SHORT PROBLEM ::
Pick out every line holding the string "title" and copy it.
----- GIVEN RECORDS -----
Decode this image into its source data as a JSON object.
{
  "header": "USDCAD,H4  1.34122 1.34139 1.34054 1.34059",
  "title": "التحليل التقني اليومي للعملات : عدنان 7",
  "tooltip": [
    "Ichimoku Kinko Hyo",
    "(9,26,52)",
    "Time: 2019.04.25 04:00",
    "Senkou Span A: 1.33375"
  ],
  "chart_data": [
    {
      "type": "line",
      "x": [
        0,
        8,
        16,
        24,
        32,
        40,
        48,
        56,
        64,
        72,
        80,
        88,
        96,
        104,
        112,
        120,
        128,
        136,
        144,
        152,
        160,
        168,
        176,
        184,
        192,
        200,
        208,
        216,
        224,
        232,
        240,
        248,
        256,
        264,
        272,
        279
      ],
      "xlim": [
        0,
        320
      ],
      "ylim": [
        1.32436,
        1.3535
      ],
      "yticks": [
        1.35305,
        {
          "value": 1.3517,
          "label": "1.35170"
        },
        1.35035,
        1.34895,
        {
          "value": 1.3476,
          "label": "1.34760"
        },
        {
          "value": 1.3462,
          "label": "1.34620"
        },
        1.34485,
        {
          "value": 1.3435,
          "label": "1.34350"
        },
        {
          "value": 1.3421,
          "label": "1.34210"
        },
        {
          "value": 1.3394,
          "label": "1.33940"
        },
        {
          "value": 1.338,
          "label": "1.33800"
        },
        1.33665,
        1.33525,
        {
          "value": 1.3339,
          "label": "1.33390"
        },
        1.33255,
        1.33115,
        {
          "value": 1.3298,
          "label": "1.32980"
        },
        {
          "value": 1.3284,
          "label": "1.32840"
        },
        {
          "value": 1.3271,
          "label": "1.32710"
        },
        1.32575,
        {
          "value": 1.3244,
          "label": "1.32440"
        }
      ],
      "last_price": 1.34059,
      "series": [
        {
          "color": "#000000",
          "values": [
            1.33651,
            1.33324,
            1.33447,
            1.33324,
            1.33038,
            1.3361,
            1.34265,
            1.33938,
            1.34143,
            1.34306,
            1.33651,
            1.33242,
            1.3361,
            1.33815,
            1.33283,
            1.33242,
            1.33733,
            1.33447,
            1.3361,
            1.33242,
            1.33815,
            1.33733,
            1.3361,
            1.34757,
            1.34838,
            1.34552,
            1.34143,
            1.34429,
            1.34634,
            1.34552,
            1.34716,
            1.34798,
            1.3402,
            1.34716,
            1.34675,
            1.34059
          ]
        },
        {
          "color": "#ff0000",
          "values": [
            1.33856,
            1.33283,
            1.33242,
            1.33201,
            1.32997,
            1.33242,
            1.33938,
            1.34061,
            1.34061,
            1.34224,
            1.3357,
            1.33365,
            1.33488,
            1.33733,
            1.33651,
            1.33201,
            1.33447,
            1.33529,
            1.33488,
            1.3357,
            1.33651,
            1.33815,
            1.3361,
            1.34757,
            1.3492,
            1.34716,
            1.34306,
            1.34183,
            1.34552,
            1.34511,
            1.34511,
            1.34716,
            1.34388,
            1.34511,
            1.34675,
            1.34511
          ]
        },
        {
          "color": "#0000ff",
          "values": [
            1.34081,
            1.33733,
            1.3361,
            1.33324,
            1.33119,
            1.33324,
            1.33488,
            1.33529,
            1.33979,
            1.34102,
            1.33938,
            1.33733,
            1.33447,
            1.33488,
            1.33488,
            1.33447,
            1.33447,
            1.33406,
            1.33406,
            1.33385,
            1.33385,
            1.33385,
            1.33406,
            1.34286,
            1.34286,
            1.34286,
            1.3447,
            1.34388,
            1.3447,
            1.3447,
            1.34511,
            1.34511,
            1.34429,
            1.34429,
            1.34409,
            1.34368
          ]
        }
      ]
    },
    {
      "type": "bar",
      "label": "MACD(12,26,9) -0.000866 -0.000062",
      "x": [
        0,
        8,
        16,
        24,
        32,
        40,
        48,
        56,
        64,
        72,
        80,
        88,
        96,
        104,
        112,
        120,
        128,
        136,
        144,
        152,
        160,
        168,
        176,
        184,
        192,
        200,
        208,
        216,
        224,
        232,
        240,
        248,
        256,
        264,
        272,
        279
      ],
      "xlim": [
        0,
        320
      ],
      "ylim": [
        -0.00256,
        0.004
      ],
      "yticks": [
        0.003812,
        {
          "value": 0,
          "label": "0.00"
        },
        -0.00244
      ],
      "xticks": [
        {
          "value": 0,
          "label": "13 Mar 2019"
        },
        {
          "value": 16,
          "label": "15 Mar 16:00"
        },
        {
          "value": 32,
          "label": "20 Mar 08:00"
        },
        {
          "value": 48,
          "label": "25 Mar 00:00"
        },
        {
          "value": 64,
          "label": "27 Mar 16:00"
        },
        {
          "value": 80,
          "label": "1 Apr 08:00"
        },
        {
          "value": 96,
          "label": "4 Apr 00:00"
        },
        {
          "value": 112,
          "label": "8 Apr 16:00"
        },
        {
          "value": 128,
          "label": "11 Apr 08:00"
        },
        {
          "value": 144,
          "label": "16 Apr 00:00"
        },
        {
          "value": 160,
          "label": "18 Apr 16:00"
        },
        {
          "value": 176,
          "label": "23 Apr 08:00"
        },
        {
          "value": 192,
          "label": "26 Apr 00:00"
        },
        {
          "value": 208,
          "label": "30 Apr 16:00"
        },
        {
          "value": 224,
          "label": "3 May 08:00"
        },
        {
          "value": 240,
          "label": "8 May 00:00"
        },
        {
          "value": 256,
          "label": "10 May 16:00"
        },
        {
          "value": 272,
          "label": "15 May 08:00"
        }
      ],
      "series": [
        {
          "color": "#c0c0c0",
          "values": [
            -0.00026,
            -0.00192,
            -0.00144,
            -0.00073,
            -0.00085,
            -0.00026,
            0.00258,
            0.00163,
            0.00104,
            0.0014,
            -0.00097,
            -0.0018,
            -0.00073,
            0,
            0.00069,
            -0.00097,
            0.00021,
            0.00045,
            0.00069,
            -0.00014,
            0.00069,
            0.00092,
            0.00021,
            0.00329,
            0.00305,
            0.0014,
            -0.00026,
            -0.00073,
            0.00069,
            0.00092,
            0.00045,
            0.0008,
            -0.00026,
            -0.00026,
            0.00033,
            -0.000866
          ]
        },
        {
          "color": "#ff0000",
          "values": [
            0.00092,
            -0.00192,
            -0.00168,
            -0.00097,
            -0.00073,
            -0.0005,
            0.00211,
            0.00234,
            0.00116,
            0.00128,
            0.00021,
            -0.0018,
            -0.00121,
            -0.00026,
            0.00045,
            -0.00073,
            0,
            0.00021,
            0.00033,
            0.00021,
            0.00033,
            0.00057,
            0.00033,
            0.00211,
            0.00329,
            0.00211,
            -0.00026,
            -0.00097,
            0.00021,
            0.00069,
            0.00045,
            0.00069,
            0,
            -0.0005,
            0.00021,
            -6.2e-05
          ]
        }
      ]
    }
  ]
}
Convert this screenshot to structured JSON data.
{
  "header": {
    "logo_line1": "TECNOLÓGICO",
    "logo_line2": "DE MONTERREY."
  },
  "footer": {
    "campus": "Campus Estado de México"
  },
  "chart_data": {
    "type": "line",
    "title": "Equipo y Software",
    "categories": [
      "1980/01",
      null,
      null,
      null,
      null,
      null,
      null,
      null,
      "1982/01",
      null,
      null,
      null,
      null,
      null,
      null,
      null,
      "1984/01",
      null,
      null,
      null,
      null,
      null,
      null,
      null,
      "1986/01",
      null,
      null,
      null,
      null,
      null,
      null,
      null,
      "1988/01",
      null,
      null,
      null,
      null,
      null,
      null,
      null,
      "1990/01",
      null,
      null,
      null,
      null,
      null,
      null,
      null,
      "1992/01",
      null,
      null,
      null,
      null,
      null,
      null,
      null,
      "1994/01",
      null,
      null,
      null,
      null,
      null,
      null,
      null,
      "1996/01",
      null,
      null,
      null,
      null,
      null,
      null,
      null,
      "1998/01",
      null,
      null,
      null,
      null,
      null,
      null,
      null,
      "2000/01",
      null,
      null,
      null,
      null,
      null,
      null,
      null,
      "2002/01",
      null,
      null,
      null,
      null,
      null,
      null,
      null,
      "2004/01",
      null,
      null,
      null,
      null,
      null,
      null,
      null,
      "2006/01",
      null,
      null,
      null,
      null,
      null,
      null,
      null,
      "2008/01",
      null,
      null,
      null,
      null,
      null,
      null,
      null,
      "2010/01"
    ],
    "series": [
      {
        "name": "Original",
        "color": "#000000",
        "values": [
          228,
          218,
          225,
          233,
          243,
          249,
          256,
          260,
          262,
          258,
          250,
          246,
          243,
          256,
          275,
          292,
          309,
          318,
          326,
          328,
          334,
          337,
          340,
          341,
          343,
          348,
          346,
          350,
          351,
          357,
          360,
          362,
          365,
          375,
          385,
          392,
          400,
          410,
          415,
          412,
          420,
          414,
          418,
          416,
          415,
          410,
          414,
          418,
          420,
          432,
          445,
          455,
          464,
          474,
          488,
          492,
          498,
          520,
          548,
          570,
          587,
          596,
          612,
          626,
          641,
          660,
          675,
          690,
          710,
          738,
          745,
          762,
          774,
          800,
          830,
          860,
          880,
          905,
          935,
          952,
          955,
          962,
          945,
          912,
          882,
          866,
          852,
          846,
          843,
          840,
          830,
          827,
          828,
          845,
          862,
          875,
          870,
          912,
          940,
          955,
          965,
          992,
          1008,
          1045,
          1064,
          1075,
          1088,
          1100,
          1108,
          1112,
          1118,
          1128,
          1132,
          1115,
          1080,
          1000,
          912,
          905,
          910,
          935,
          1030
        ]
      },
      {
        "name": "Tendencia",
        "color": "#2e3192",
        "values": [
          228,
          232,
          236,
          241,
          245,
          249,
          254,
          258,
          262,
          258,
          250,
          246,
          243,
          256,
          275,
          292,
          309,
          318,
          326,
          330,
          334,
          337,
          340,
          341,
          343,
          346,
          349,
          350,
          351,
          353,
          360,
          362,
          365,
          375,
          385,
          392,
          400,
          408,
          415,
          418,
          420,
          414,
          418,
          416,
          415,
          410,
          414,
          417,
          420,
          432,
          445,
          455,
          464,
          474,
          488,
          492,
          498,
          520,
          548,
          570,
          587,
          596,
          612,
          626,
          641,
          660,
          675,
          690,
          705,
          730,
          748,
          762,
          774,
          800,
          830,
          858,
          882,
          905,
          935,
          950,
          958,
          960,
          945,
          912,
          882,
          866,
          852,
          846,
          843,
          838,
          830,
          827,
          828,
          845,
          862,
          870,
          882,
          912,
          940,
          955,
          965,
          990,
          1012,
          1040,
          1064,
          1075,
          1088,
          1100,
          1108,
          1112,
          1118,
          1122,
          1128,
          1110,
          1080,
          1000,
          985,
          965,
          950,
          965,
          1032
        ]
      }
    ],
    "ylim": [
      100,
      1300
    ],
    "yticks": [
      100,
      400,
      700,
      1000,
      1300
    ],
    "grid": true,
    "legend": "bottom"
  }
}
-----
OUTPUT OF THE EXERCISE ::
  "title": "التحليل التقني اليومي للعملات : عدنان 7",
    "title": "Equipo y Software",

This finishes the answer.